- Extracted records
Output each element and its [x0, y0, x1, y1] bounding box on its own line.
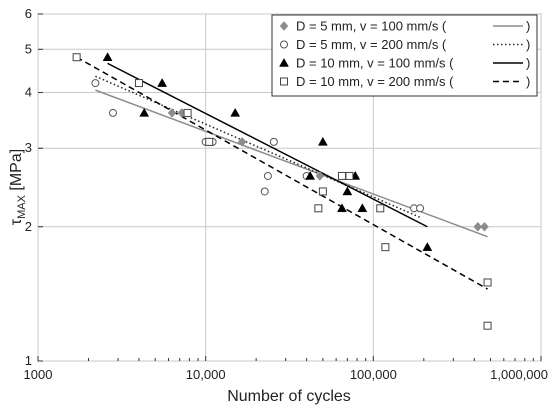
- y-tick-label: 1: [25, 353, 32, 368]
- x-axis-ticks: 1000 10,000 100,000 1,000,000: [24, 356, 548, 382]
- legend-label: D = 5 mm, v = 100 mm/s (: [296, 19, 447, 34]
- legend-label: D = 10 mm, v = 100 mm/s (: [296, 56, 454, 71]
- fit-line-d-10-mm-v-200-mm-s: [76, 56, 488, 290]
- data-point: [230, 107, 241, 117]
- y-axis-title-symbol: τ: [8, 218, 25, 225]
- x-tick-label: 1,000,000: [490, 367, 548, 382]
- legend-marker: [279, 21, 289, 31]
- data-point: [345, 171, 354, 180]
- x-tick-label: 100,000: [350, 367, 397, 382]
- x-axis-title: Number of cycles: [227, 388, 351, 405]
- fit-line-d-5-mm-v-100-mm-s: [95, 89, 488, 238]
- data-point: [91, 79, 100, 88]
- fit-line-d-10-mm-v-100-mm-s: [107, 62, 428, 228]
- data-point: [134, 79, 143, 88]
- y-axis-ticks: 1 2 3 4 5 6: [25, 6, 43, 368]
- legend-marker: [280, 40, 288, 49]
- data-point: [473, 221, 483, 232]
- y-tick-label: 6: [25, 6, 32, 21]
- y-axis-title-unit: [MPa]: [8, 149, 25, 195]
- data-point: [260, 187, 269, 196]
- data-point: [108, 108, 117, 117]
- data-point: [381, 243, 390, 252]
- x-tick-label: 1000: [24, 367, 53, 382]
- y-axis-title-subscript: MAX: [16, 194, 28, 219]
- data-point: [318, 187, 327, 196]
- fit-line-d-5-mm-v-200-mm-s: [95, 75, 421, 219]
- legend-close-paren: ): [526, 74, 530, 89]
- data-point: [480, 221, 489, 232]
- legend-marker: [279, 57, 289, 67]
- data-point: [483, 278, 492, 287]
- data-point: [337, 171, 346, 180]
- legend-close-paren: ): [526, 19, 530, 34]
- data-point: [315, 171, 325, 181]
- data-point: [205, 137, 214, 146]
- data-point: [422, 242, 433, 251]
- data-point: [183, 108, 192, 117]
- data-point: [357, 203, 368, 213]
- data-point: [305, 170, 316, 180]
- legend: D = 5 mm, v = 100 mm/s () D = 5 mm, v = 2…: [271, 14, 538, 97]
- legend-label: D = 10 mm, v = 200 mm/s (: [296, 74, 454, 89]
- data-point: [237, 137, 247, 147]
- legend-marker: [280, 77, 288, 86]
- data-point: [72, 53, 81, 62]
- data-points: [72, 52, 492, 330]
- y-tick-label: 5: [25, 41, 32, 56]
- x-tick-label: 10,000: [186, 367, 226, 382]
- legend-box: [271, 14, 538, 97]
- fit-lines: [76, 56, 488, 290]
- legend-close-paren: ): [526, 56, 530, 71]
- data-point: [139, 107, 150, 117]
- legend-close-paren: ): [526, 37, 530, 52]
- data-point: [102, 52, 113, 61]
- data-point: [416, 204, 425, 213]
- legend-label: D = 5 mm, v = 200 mm/s (: [296, 37, 447, 52]
- y-tick-label: 2: [25, 219, 32, 234]
- data-point: [376, 204, 385, 213]
- data-point: [317, 136, 328, 146]
- data-point: [337, 203, 347, 213]
- data-point: [314, 204, 323, 213]
- data-point: [342, 186, 353, 196]
- data-point: [157, 78, 168, 87]
- data-point: [167, 108, 177, 118]
- y-axis-title: τMAX [MPa]: [8, 149, 28, 225]
- y-tick-label: 3: [25, 140, 32, 155]
- series-d-10-mm-v-100-mm-s: [102, 52, 433, 251]
- y-tick-label: 4: [25, 85, 32, 100]
- series-d-10-mm-v-200-mm-s: [72, 53, 492, 330]
- data-point: [263, 171, 272, 180]
- data-point: [269, 137, 278, 146]
- data-point: [483, 321, 492, 330]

- What you should do
Please give every line of the material above as a numbered list, leaving out any blank lines and the picture.

- Response to the task
1. Output each element and its [x0, y0, x1, y1] bounding box on its own line.
2. - y-tick-label: 1: [25, 353, 32, 368]
3. - x-axis-ticks: 1000 10,000 100,000 1,000,000: [24, 356, 548, 382]
4. - legend-label: D = 5 mm, v = 100 mm/s (: [296, 19, 447, 34]
5. - legend-label: D = 10 mm, v = 100 mm/s (: [296, 56, 454, 71]
6. - fit-line-d-10-mm-v-200-mm-s: [76, 56, 488, 290]
7. - data-point: [230, 107, 241, 117]
8. - y-axis-title-symbol: τ: [8, 218, 25, 225]
9. - x-tick-label: 1,000,000: [490, 367, 548, 382]
10. - legend-marker: [279, 21, 289, 31]
11. - data-point: [345, 171, 354, 180]
12. - x-tick-label: 100,000: [350, 367, 397, 382]
13. - x-axis-title: Number of cycles: [227, 388, 351, 405]
14. - fit-line-d-5-mm-v-100-mm-s: [95, 89, 488, 238]
15. - data-point: [91, 79, 100, 88]
16. - fit-line-d-10-mm-v-100-mm-s: [107, 62, 428, 228]
17. - data-point: [134, 79, 143, 88]
18. - y-axis-ticks: 1 2 3 4 5 6: [25, 6, 43, 368]
19. - legend-marker: [280, 40, 288, 49]
20. - data-point: [473, 221, 483, 232]
21. - y-tick-label: 6: [25, 6, 32, 21]
22. - y-axis-title-unit: [MPa]: [8, 149, 25, 195]
23. - data-point: [260, 187, 269, 196]
24. - data-point: [108, 108, 117, 117]
25. - data-point: [381, 243, 390, 252]
26. - x-tick-label: 1000: [24, 367, 53, 382]
27. - y-axis-title-subscript: MAX: [16, 194, 28, 219]
28. - data-point: [318, 187, 327, 196]
29. - fit-line-d-5-mm-v-200-mm-s: [95, 75, 421, 219]
30. - legend-close-paren: ): [526, 74, 530, 89]
31. - data-point: [480, 221, 489, 232]
32. - legend-marker: [279, 57, 289, 67]
33. - data-point: [483, 278, 492, 287]
34. - data-point: [337, 171, 346, 180]
35. - legend-close-paren: ): [526, 19, 530, 34]
36. - data-point: [315, 171, 325, 181]
37. - data-point: [205, 137, 214, 146]
38. - data-point: [422, 242, 433, 251]
39. - data-point: [183, 108, 192, 117]
40. - data-point: [357, 203, 368, 213]
41. - data-point: [305, 170, 316, 180]
42. - legend: D = 5 mm, v = 100 mm/s () D = 5 mm, v = 2…: [271, 14, 538, 97]
43. - legend-label: D = 10 mm, v = 200 mm/s (: [296, 74, 454, 89]
44. - data-point: [237, 137, 247, 147]
45. - legend-marker: [280, 77, 288, 86]
46. - data-point: [72, 53, 81, 62]
47. - data-points: [72, 52, 492, 330]
48. - y-tick-label: 5: [25, 41, 32, 56]
49. - x-tick-label: 10,000: [186, 367, 226, 382]
50. - legend-box: [271, 14, 538, 97]
51. - fit-lines: [76, 56, 488, 290]
52. - legend-close-paren: ): [526, 56, 530, 71]
53. - data-point: [139, 107, 150, 117]
54. - legend-close-paren: ): [526, 37, 530, 52]
55. - data-point: [102, 52, 113, 61]
56. - data-point: [416, 204, 425, 213]
57. - legend-label: D = 5 mm, v = 200 mm/s (: [296, 37, 447, 52]
58. - y-tick-label: 2: [25, 219, 32, 234]
59. - data-point: [376, 204, 385, 213]
60. - data-point: [317, 136, 328, 146]
61. - data-point: [337, 203, 347, 213]
62. - data-point: [314, 204, 323, 213]
63. - data-point: [342, 186, 353, 196]
64. - data-point: [157, 78, 168, 87]
65. - data-point: [167, 108, 177, 118]
66. - y-axis-title: τMAX [MPa]: [8, 149, 28, 225]
67. - y-tick-label: 3: [25, 140, 32, 155]
68. - series-d-10-mm-v-100-mm-s: [102, 52, 433, 251]
69. - y-tick-label: 4: [25, 85, 32, 100]
70. - series-d-10-mm-v-200-mm-s: [72, 53, 492, 330]
71. - data-point: [263, 171, 272, 180]
72. - data-point: [269, 137, 278, 146]
73. - data-point: [483, 321, 492, 330]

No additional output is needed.